DATA SECTION start
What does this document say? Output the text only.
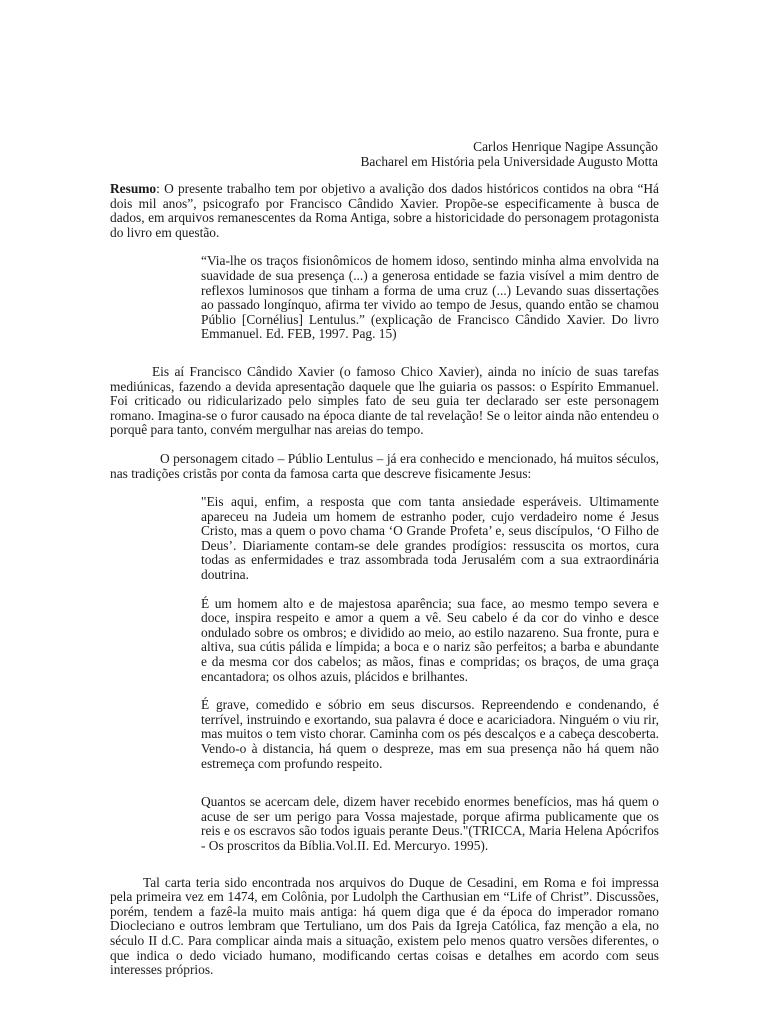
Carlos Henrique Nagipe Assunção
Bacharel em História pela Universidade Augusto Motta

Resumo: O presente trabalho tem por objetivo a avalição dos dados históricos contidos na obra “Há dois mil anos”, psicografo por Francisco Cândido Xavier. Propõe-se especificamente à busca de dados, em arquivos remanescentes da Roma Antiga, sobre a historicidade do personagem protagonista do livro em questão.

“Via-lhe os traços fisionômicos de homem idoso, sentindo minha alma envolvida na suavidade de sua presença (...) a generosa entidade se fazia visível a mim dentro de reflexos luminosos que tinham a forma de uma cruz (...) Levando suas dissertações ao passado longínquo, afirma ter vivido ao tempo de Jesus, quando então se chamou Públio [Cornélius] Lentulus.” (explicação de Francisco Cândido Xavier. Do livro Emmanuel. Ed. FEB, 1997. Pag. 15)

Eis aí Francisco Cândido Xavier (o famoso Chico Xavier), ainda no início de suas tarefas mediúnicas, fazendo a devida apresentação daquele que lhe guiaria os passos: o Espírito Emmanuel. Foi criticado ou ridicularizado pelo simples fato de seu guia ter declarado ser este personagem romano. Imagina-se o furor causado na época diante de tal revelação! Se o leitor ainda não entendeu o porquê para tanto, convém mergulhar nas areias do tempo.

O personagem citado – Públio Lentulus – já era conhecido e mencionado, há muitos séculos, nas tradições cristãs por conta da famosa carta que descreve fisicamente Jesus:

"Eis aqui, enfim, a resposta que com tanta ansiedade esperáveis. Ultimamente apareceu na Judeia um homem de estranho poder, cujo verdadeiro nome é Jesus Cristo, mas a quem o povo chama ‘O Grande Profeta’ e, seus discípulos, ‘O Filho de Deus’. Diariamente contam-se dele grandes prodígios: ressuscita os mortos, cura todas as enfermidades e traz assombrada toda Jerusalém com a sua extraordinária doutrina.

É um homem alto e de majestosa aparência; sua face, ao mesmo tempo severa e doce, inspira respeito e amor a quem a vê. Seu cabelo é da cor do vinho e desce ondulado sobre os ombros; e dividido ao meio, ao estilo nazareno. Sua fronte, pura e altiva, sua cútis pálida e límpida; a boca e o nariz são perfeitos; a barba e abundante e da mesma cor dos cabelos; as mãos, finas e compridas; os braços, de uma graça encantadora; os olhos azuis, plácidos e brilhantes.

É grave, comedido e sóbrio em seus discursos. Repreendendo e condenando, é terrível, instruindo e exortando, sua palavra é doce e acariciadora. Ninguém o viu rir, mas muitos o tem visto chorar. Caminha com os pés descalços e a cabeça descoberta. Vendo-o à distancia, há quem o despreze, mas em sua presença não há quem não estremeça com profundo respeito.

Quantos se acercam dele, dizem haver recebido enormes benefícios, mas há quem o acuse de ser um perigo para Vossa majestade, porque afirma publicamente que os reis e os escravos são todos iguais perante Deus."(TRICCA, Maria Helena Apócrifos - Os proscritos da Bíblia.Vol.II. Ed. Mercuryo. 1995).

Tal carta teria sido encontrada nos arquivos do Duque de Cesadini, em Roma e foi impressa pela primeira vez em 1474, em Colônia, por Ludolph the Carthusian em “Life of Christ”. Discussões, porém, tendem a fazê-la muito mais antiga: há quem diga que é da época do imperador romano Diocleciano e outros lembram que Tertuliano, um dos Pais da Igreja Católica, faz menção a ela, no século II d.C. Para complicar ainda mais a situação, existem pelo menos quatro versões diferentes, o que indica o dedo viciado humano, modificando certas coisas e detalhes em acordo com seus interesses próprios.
DATA SECTION end
* **SET EXERCISE**
Every line above should be repeated exactly; pictures stay out of the copy.

* **RESPONSE TO THIS TASK**
What does this document say? Output the text only.
Carlos Henrique Nagipe Assunção
Bacharel em História pela Universidade Augusto Motta

Resumo: O presente trabalho tem por objetivo a avalição dos dados históricos contidos na obra “Há dois mil anos”, psicografo por Francisco Cândido Xavier. Propõe-se especificamente à busca de dados, em arquivos remanescentes da Roma Antiga, sobre a historicidade do personagem protagonista do livro em questão.

“Via-lhe os traços fisionômicos de homem idoso, sentindo minha alma envolvida na suavidade de sua presença (...) a generosa entidade se fazia visível a mim dentro de reflexos luminosos que tinham a forma de uma cruz (...) Levando suas dissertações ao passado longínquo, afirma ter vivido ao tempo de Jesus, quando então se chamou Públio [Cornélius] Lentulus.” (explicação de Francisco Cândido Xavier. Do livro Emmanuel. Ed. FEB, 1997. Pag. 15)

Eis aí Francisco Cândido Xavier (o famoso Chico Xavier), ainda no início de suas tarefas mediúnicas, fazendo a devida apresentação daquele que lhe guiaria os passos: o Espírito Emmanuel. Foi criticado ou ridicularizado pelo simples fato de seu guia ter declarado ser este personagem romano. Imagina-se o furor causado na época diante de tal revelação! Se o leitor ainda não entendeu o porquê para tanto, convém mergulhar nas areias do tempo.

O personagem citado – Públio Lentulus – já era conhecido e mencionado, há muitos séculos, nas tradições cristãs por conta da famosa carta que descreve fisicamente Jesus:

"Eis aqui, enfim, a resposta que com tanta ansiedade esperáveis. Ultimamente apareceu na Judeia um homem de estranho poder, cujo verdadeiro nome é Jesus Cristo, mas a quem o povo chama ‘O Grande Profeta’ e, seus discípulos, ‘O Filho de Deus’. Diariamente contam-se dele grandes prodígios: ressuscita os mortos, cura todas as enfermidades e traz assombrada toda Jerusalém com a sua extraordinária doutrina.

É um homem alto e de majestosa aparência; sua face, ao mesmo tempo severa e doce, inspira respeito e amor a quem a vê. Seu cabelo é da cor do vinho e desce ondulado sobre os ombros; e dividido ao meio, ao estilo nazareno. Sua fronte, pura e altiva, sua cútis pálida e límpida; a boca e o nariz são perfeitos; a barba e abundante e da mesma cor dos cabelos; as mãos, finas e compridas; os braços, de uma graça encantadora; os olhos azuis, plácidos e brilhantes.

É grave, comedido e sóbrio em seus discursos. Repreendendo e condenando, é terrível, instruindo e exortando, sua palavra é doce e acariciadora. Ninguém o viu rir, mas muitos o tem visto chorar. Caminha com os pés descalços e a cabeça descoberta. Vendo-o à distancia, há quem o despreze, mas em sua presença não há quem não estremeça com profundo respeito.

Quantos se acercam dele, dizem haver recebido enormes benefícios, mas há quem o acuse de ser um perigo para Vossa majestade, porque afirma publicamente que os reis e os escravos são todos iguais perante Deus."(TRICCA, Maria Helena Apócrifos - Os proscritos da Bíblia.Vol.II. Ed. Mercuryo. 1995).

Tal carta teria sido encontrada nos arquivos do Duque de Cesadini, em Roma e foi impressa pela primeira vez em 1474, em Colônia, por Ludolph the Carthusian em “Life of Christ”. Discussões, porém, tendem a fazê-la muito mais antiga: há quem diga que é da época do imperador romano Diocleciano e outros lembram que Tertuliano, um dos Pais da Igreja Católica, faz menção a ela, no século II d.C. Para complicar ainda mais a situação, existem pelo menos quatro versões diferentes, o que indica o dedo viciado humano, modificando certas coisas e detalhes em acordo com seus interesses próprios.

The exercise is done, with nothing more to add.